EXERCISE:
Lines containing the word "установить" should be extracted in full.

DATASET ROWS:
= = =

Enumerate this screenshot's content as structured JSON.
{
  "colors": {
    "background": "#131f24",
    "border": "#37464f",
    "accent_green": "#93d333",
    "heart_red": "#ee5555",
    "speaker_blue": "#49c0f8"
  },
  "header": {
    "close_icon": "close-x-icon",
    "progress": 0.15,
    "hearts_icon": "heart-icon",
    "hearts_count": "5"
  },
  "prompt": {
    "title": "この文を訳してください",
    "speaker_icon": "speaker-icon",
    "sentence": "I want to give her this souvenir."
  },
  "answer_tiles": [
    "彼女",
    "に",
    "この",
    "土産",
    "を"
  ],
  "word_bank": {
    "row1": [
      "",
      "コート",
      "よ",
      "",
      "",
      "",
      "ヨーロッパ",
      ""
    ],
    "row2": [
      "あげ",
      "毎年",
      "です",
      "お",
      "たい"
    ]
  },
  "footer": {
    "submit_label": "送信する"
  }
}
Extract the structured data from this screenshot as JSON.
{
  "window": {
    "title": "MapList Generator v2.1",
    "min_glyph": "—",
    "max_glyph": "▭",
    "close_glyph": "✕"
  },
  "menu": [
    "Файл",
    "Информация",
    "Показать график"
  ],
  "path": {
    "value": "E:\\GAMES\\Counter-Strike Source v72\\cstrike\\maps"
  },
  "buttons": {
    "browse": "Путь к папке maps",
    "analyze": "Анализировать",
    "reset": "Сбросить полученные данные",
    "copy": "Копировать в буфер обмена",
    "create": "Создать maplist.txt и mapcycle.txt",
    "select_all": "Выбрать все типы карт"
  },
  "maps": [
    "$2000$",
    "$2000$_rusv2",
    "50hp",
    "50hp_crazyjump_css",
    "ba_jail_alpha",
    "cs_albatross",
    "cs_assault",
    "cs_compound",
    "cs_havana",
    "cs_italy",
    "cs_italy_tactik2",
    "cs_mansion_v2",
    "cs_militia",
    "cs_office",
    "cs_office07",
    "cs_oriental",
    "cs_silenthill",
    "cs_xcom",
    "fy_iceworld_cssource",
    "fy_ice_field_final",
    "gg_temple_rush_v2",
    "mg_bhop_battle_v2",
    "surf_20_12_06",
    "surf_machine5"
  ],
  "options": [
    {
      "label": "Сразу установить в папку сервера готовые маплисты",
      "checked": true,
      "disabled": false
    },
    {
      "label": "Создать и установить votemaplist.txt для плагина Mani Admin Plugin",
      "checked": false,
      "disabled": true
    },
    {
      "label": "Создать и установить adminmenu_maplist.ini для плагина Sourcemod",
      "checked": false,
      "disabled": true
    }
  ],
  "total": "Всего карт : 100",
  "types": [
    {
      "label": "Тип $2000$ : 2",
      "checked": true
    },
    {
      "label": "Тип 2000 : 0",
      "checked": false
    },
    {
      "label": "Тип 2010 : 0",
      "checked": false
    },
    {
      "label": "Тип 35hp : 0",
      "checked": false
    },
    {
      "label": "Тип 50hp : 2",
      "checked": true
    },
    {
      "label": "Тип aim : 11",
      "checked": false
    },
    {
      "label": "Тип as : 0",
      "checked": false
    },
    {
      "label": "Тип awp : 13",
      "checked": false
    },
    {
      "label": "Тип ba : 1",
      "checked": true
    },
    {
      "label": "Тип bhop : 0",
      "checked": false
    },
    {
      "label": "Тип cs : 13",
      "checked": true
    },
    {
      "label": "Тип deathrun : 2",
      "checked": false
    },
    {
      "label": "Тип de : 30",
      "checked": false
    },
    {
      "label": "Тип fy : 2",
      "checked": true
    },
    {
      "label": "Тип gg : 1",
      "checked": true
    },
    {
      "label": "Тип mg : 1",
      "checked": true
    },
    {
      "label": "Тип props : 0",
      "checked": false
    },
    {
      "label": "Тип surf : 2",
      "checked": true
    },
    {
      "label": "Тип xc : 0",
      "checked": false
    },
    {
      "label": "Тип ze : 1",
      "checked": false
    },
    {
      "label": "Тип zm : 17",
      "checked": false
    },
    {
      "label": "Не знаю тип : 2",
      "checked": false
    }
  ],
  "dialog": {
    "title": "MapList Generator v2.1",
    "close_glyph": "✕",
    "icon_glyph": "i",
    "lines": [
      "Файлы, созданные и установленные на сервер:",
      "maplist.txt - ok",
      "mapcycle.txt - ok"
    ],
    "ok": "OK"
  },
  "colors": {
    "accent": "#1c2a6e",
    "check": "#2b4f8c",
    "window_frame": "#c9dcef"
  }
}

= = =

FINAL RESULT:
      "label": "Сразу установить в папку сервера готовые маплисты",
      "label": "Создать и установить votemaplist.txt для плагина Mani Admin Plugin",
      "label": "Создать и установить adminmenu_maplist.ini для плагина Sourcemod",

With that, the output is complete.